Saved data entries
--
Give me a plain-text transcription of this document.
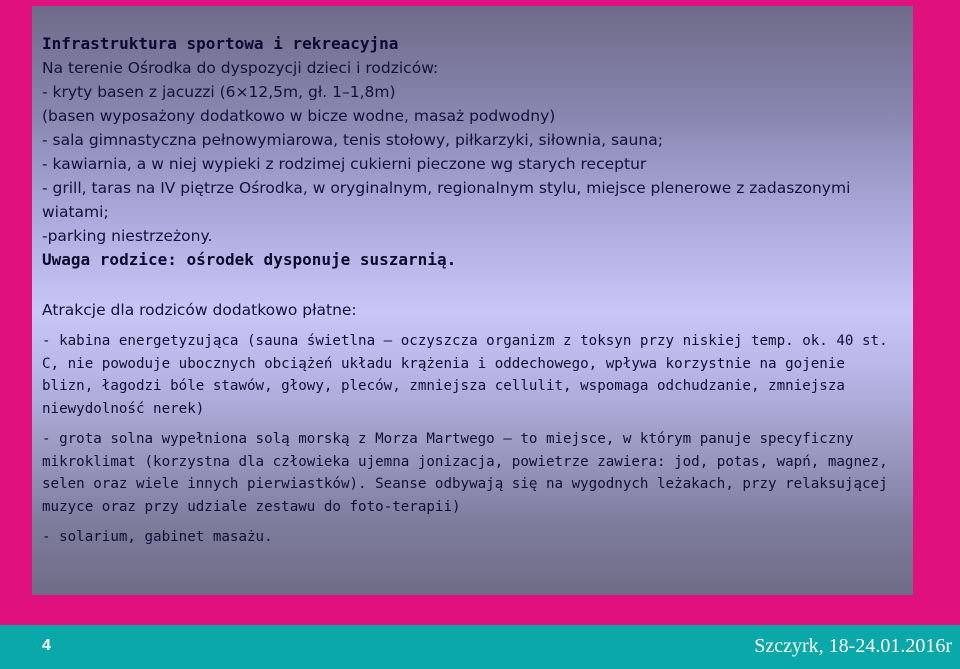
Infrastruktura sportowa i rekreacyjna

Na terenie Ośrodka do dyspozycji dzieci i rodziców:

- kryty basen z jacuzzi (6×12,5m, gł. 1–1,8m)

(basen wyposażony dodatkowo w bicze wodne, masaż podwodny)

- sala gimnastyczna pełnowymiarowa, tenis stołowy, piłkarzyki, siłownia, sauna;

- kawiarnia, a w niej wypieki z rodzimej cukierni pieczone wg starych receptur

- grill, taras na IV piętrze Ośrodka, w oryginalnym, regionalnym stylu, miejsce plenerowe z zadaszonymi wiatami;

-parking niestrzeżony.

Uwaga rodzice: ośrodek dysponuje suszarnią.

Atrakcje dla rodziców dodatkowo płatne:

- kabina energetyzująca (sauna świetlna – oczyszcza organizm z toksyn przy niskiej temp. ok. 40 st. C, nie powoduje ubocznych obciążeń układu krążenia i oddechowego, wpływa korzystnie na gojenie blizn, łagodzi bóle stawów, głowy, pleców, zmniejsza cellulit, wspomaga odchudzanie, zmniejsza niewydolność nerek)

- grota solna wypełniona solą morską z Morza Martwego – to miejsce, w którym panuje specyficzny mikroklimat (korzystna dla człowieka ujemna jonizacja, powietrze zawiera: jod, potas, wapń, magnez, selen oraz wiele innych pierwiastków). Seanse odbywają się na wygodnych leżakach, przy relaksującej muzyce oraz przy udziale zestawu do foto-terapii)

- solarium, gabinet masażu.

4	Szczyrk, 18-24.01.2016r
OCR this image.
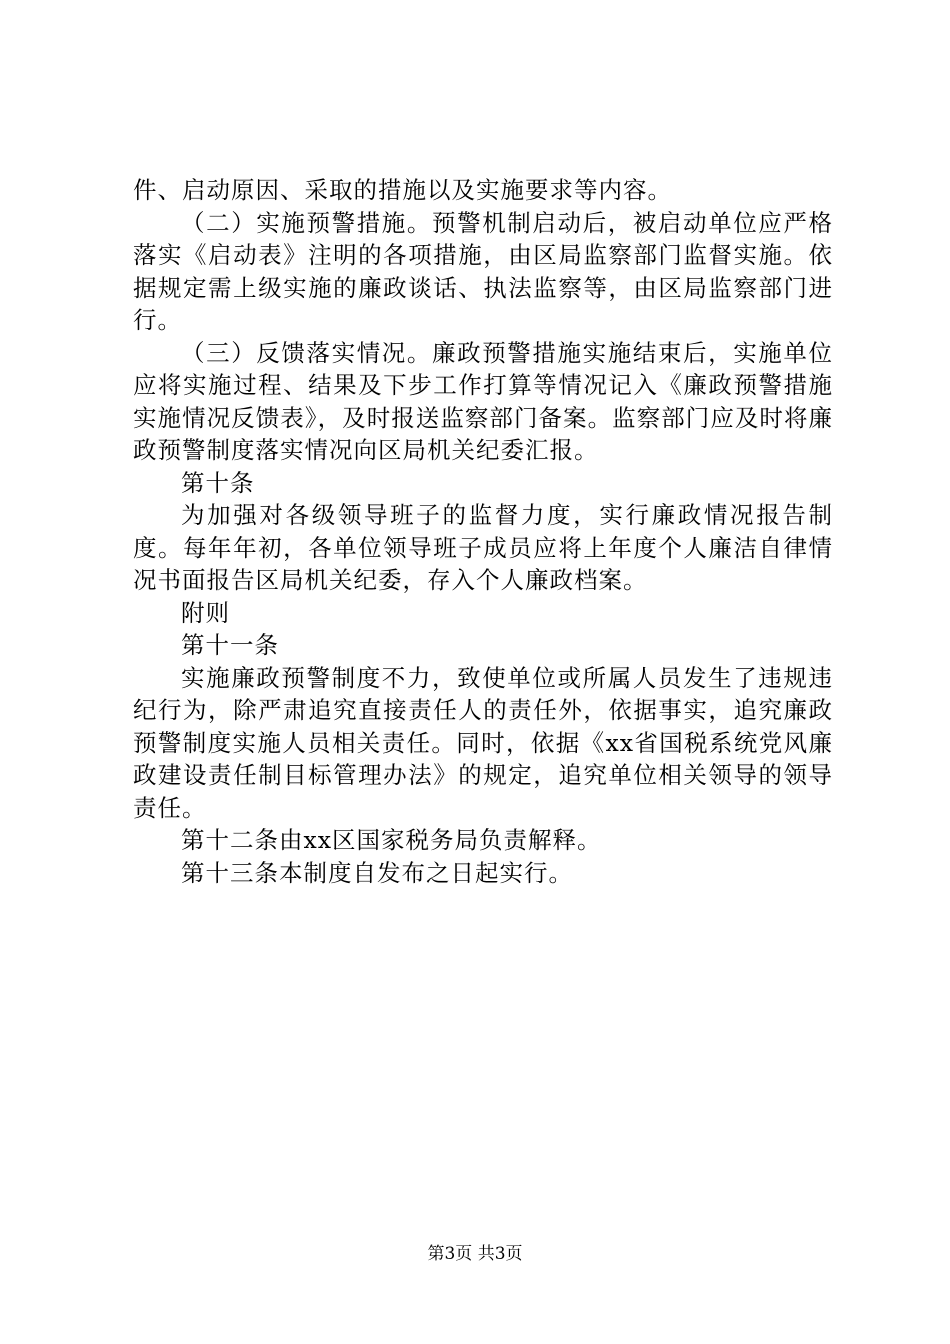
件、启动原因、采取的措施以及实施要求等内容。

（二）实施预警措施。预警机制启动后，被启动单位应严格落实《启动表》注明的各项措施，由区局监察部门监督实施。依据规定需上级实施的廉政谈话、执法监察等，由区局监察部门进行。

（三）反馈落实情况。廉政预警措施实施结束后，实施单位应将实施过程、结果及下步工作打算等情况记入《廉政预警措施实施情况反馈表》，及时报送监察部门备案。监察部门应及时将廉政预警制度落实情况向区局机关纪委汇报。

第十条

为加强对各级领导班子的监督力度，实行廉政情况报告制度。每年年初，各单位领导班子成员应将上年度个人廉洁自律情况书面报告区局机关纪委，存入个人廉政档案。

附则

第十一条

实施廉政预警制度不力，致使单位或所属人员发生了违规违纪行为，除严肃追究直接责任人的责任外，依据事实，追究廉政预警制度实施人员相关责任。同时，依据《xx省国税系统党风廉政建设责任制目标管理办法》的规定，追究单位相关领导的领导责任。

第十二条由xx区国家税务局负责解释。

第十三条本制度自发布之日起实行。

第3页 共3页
--
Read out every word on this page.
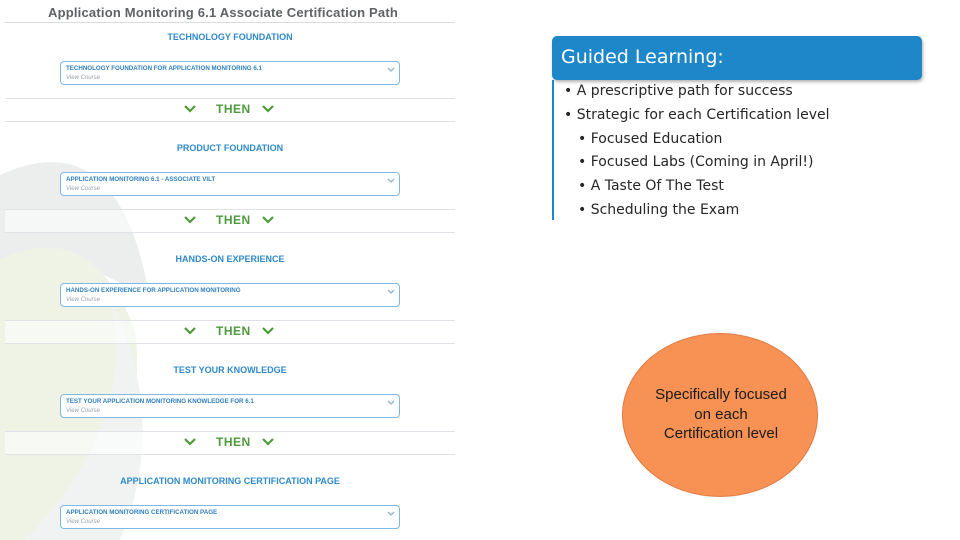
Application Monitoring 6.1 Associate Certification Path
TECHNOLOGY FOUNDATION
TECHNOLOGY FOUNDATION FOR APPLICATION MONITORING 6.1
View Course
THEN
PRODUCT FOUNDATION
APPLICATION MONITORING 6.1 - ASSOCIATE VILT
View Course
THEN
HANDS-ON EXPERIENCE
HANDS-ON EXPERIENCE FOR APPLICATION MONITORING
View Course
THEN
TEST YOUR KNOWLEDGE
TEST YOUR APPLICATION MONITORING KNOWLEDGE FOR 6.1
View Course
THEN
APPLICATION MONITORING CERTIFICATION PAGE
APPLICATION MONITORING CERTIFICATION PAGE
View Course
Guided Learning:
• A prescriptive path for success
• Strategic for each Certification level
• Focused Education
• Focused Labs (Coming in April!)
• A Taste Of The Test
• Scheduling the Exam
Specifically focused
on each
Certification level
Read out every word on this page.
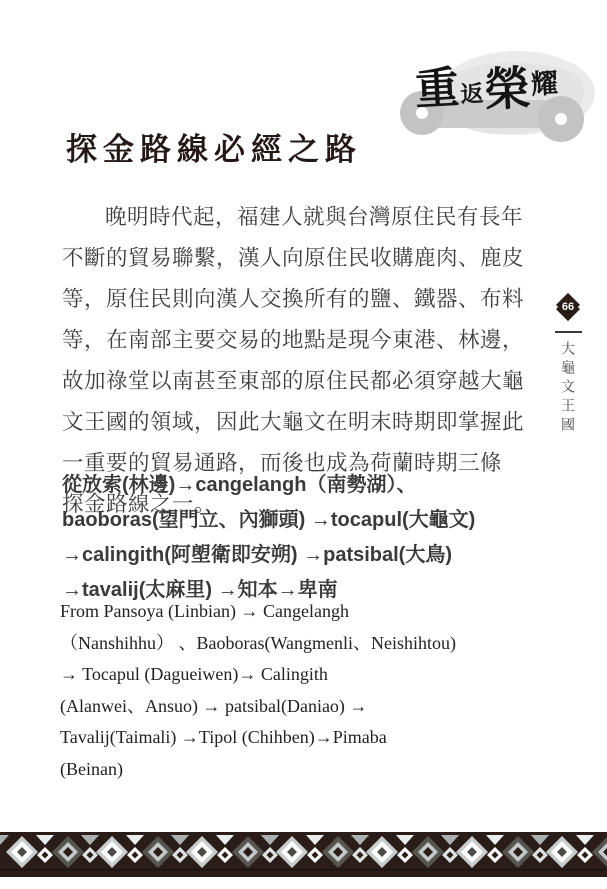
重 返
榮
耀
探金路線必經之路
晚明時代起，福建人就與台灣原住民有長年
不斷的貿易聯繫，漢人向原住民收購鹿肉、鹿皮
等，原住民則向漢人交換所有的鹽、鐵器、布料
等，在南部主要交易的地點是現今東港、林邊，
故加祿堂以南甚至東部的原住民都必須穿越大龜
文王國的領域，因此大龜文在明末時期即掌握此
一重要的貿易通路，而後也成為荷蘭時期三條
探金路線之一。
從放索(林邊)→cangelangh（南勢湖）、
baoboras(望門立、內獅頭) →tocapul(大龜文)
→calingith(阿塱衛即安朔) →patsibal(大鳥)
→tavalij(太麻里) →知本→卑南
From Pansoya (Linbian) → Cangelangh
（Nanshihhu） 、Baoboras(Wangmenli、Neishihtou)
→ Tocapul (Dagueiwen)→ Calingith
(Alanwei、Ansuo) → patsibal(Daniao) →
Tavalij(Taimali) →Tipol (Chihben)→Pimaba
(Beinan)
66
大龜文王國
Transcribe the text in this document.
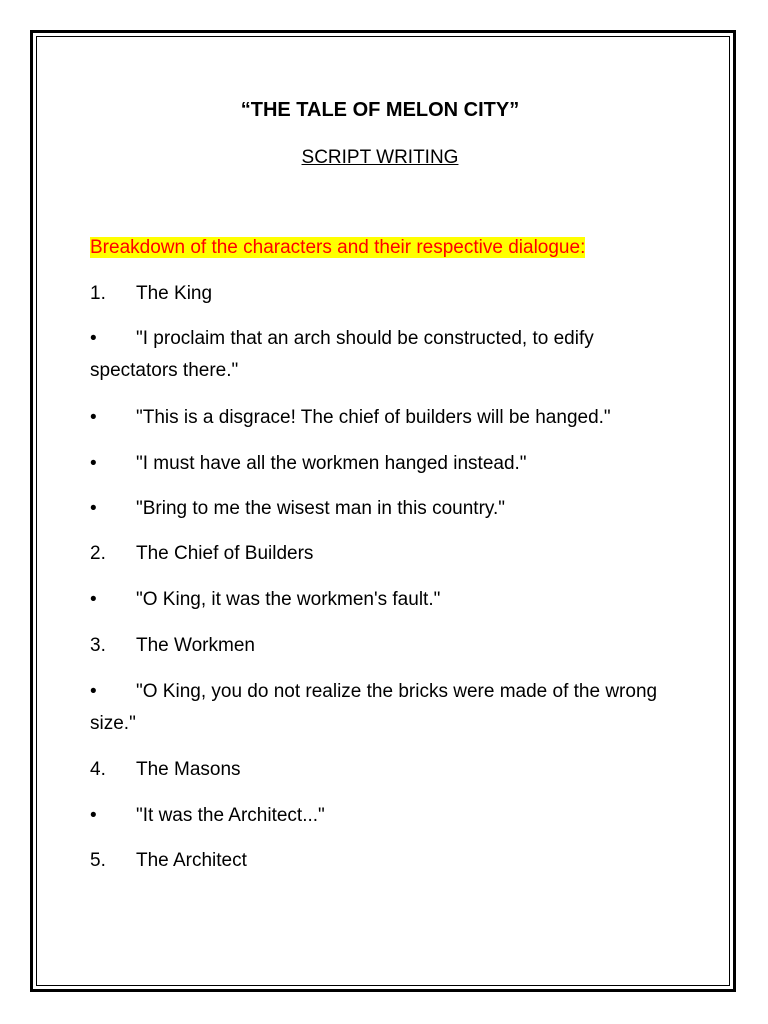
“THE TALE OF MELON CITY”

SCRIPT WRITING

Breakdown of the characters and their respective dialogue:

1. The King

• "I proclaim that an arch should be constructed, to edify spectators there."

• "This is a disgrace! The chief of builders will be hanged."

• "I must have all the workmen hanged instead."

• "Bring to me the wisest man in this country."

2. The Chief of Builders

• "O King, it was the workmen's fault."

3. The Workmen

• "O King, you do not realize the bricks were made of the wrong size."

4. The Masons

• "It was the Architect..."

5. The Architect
--
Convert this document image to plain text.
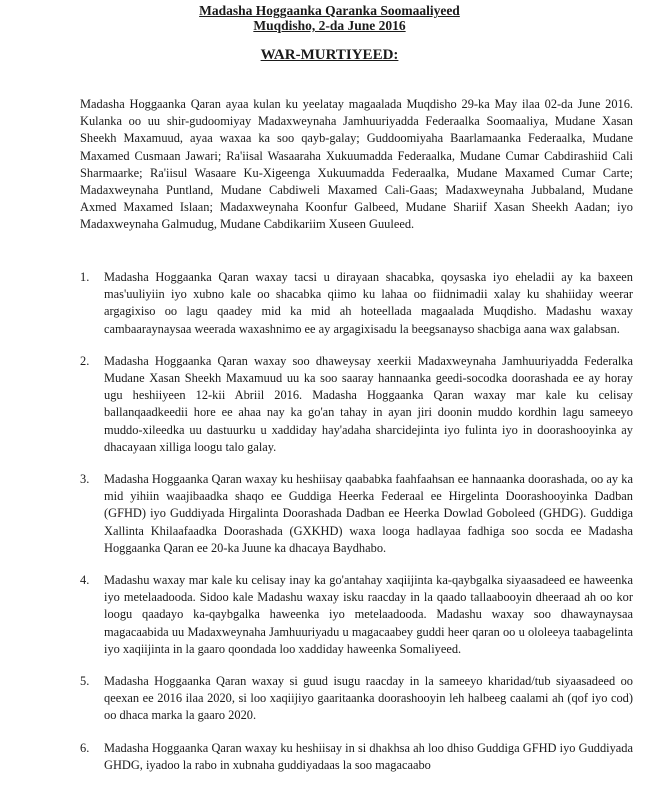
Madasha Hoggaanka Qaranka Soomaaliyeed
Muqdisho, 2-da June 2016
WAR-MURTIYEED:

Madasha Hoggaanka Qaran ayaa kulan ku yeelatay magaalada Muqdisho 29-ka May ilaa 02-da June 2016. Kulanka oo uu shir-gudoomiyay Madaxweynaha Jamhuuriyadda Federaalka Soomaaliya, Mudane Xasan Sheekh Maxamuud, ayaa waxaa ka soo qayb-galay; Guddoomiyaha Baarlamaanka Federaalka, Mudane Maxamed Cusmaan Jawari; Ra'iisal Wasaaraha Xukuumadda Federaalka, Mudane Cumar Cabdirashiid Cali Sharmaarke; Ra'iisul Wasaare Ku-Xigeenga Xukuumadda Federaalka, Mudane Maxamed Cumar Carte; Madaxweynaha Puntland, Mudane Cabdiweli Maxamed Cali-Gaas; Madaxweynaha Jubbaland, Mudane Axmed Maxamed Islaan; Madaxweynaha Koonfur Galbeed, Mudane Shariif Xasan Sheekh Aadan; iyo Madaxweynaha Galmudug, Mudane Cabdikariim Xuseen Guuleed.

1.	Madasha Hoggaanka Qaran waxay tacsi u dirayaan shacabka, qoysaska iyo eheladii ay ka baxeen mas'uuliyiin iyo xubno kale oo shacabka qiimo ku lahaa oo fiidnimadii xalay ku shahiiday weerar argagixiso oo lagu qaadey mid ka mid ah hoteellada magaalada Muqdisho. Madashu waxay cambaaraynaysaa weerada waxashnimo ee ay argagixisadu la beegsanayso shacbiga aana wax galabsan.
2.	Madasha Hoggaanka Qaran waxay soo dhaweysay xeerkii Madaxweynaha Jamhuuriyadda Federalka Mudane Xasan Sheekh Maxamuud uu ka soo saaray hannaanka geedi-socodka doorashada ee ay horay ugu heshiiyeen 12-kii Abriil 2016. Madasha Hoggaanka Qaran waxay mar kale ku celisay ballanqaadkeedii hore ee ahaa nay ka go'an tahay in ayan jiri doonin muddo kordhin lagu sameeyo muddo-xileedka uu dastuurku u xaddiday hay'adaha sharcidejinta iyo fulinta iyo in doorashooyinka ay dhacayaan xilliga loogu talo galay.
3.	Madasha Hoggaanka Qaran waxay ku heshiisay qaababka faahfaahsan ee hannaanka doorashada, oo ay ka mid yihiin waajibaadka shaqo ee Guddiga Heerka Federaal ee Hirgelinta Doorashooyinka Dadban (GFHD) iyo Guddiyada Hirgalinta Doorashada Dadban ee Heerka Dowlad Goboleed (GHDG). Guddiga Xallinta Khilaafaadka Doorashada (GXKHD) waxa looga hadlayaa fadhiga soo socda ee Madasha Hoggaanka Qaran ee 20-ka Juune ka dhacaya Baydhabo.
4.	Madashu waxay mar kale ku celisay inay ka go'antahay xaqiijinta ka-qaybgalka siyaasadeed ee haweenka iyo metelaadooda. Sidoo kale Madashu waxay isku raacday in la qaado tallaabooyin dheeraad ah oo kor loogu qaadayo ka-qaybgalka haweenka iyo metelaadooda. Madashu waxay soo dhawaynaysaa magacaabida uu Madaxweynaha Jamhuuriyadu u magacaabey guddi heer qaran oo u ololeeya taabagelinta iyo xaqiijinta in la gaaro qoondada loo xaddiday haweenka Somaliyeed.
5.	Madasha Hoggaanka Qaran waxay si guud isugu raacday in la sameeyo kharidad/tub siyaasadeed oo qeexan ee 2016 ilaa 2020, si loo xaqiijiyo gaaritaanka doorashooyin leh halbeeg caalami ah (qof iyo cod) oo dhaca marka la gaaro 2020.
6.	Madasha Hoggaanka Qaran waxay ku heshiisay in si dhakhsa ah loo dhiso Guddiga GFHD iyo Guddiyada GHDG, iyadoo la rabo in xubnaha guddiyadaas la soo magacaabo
--
(Task statement):
Count every line of the material above that holds the string "each", then state only the total.

(Task response):
2